━━━ Document segment ━━━

Pan also made it clear that Cheryl did not die quickly. “She died less than one half hour after receiving the lung wounds,” stated Pan. “Those wounds were inflicted with great force.” He also said Cheryl died of “loss of blood,” made worse by the chest wounds, which would have made it difficult to breathe.

The prosecuting attorney had a massive amount of evidence, including the murder weapon, the missing pack of Pall Mall cigarettes, the footprints of Tope in the mud at the murder scene as well as blood evidence. They also had a prisoner who testified that while in the Adams County Jail he heard Tope say to another prisoner, “I killed that bitch.”

Some of the most damning evidence may have come from Tope’s good friend Daniel Thornton. On Easter Sunday, two days after the murder, Tope went to Thornton and told him that “I am in a lot of trouble. We killed that girl from Van Wert.” Thornton told how Tope read the newspaper and watched the TV newscasts and kept saying, “We might get out of this yet. They have no new clues.” He described how Tope retraced the murder scene with Thornton in the car and tried to find the lost pack of cigarettes and the murder weapon he had thrown off the bridge. On the way home, Thornton stated that Tope told him, “I had to do it. I’m the only guy around Decatur that’s big with red hair and I was afraid she might identify me.” Thornton said once they got home and Tope realized Heckert’s car was towed away by police that Tope went to the sheriff’s office, where he made a statement and went with a deputy to search for the knife.

━━━

_Exercise instructions_.
• a. According to the account of the murder case, how long after receiving the lung wounds did Cheryl die?
• b. Copy the records word for word, starting with their first line and going on through the line that contains "- Text: 100.0%: 100.0%: [28, 388, 70, 398]", with both of those lines included.
The text and the records have no connection to each other.

━━━ Records to process ━━━

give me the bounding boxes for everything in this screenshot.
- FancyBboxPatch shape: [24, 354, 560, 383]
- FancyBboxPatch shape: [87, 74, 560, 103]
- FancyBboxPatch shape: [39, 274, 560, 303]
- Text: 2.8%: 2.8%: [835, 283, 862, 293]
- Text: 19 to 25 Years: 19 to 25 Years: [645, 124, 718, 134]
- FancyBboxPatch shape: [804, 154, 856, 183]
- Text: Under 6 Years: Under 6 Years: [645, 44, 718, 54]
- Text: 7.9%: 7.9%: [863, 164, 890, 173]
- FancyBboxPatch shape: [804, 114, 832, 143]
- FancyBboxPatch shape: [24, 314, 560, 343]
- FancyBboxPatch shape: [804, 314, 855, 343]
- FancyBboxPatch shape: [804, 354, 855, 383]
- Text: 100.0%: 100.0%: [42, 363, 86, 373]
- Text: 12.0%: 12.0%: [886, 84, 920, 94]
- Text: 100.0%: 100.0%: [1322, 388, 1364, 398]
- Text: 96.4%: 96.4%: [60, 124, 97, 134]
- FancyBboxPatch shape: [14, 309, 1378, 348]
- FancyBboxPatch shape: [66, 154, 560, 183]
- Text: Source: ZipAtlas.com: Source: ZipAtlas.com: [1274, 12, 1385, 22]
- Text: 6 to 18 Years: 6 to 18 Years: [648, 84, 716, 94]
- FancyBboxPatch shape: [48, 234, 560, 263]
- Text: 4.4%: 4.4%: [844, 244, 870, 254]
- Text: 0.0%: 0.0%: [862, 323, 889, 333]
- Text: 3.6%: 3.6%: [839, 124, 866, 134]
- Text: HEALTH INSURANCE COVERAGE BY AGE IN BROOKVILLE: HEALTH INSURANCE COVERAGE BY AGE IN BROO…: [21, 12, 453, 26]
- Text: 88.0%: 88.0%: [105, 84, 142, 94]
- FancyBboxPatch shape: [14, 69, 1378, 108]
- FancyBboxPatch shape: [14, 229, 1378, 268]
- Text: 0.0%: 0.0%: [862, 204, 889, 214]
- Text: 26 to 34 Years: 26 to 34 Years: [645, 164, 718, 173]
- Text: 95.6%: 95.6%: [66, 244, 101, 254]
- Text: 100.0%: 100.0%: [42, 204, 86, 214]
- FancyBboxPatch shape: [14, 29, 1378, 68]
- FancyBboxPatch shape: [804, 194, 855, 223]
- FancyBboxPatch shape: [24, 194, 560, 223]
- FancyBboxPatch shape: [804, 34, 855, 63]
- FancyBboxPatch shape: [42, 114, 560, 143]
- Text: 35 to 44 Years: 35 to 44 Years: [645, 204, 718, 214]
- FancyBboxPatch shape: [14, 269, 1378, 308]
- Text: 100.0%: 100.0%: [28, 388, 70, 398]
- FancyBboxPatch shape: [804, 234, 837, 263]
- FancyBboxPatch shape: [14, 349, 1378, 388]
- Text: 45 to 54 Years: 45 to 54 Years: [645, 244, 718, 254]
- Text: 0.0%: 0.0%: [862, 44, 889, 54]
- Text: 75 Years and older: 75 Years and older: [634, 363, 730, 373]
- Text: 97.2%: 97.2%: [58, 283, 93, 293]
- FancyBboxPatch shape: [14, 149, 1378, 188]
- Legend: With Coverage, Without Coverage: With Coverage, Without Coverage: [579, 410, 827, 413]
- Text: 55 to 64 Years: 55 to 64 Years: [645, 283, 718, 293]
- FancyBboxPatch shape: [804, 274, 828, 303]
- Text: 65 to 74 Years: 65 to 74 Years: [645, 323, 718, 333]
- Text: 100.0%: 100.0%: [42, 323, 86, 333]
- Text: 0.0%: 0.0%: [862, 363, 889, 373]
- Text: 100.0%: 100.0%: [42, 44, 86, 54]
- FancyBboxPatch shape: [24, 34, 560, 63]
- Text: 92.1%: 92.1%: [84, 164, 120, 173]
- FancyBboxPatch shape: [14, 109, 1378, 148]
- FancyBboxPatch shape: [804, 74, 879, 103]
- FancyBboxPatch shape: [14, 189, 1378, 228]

━━━

_Answers per task_.
• a. Less than one half hour.

• b.
give me the bounding boxes for everything in this screenshot.
- FancyBboxPatch shape: [24, 354, 560, 383]
- FancyBboxPatch shape: [87, 74, 560, 103]
- FancyBboxPatch shape: [39, 274, 560, 303]
- Text: 2.8%: 2.8%: [835, 283, 862, 293]
- Text: 19 to 25 Years: 19 to 25 Years: [645, 124, 718, 134]
- FancyBboxPatch shape: [804, 154, 856, 183]
- Text: Under 6 Years: Under 6 Years: [645, 44, 718, 54]
- Text: 7.9%: 7.9%: [863, 164, 890, 173]
- FancyBboxPatch shape: [804, 114, 832, 143]
- FancyBboxPatch shape: [24, 314, 560, 343]
- FancyBboxPatch shape: [804, 314, 855, 343]
- FancyBboxPatch shape: [804, 354, 855, 383]
- Text: 100.0%: 100.0%: [42, 363, 86, 373]
- Text: 12.0%: 12.0%: [886, 84, 920, 94]
- Text: 100.0%: 100.0%: [1322, 388, 1364, 398]
- Text: 96.4%: 96.4%: [60, 124, 97, 134]
- FancyBboxPatch shape: [14, 309, 1378, 348]
- FancyBboxPatch shape: [66, 154, 560, 183]
- Text: Source: ZipAtlas.com: Source: ZipAtlas.com: [1274, 12, 1385, 22]
- Text: 6 to 18 Years: 6 to 18 Years: [648, 84, 716, 94]
- FancyBboxPatch shape: [48, 234, 560, 263]
- Text: 4.4%: 4.4%: [844, 244, 870, 254]
- Text: 0.0%: 0.0%: [862, 323, 889, 333]
- Text: 3.6%: 3.6%: [839, 124, 866, 134]
- Text: HEALTH INSURANCE COVERAGE BY AGE IN BROOKVILLE: HEALTH INSURANCE COVERAGE BY AGE IN BROO…: [21, 12, 453, 26]
- Text: 88.0%: 88.0%: [105, 84, 142, 94]
- FancyBboxPatch shape: [14, 69, 1378, 108]
- FancyBboxPatch shape: [14, 229, 1378, 268]
- Text: 0.0%: 0.0%: [862, 204, 889, 214]
- Text: 26 to 34 Years: 26 to 34 Years: [645, 164, 718, 173]
- Text: 95.6%: 95.6%: [66, 244, 101, 254]
- Text: 100.0%: 100.0%: [42, 204, 86, 214]
- FancyBboxPatch shape: [14, 29, 1378, 68]
- FancyBboxPatch shape: [804, 194, 855, 223]
- FancyBboxPatch shape: [24, 194, 560, 223]
- FancyBboxPatch shape: [804, 34, 855, 63]
- FancyBboxPatch shape: [42, 114, 560, 143]
- Text: 35 to 44 Years: 35 to 44 Years: [645, 204, 718, 214]
- FancyBboxPatch shape: [14, 269, 1378, 308]
- Text: 100.0%: 100.0%: [28, 388, 70, 398]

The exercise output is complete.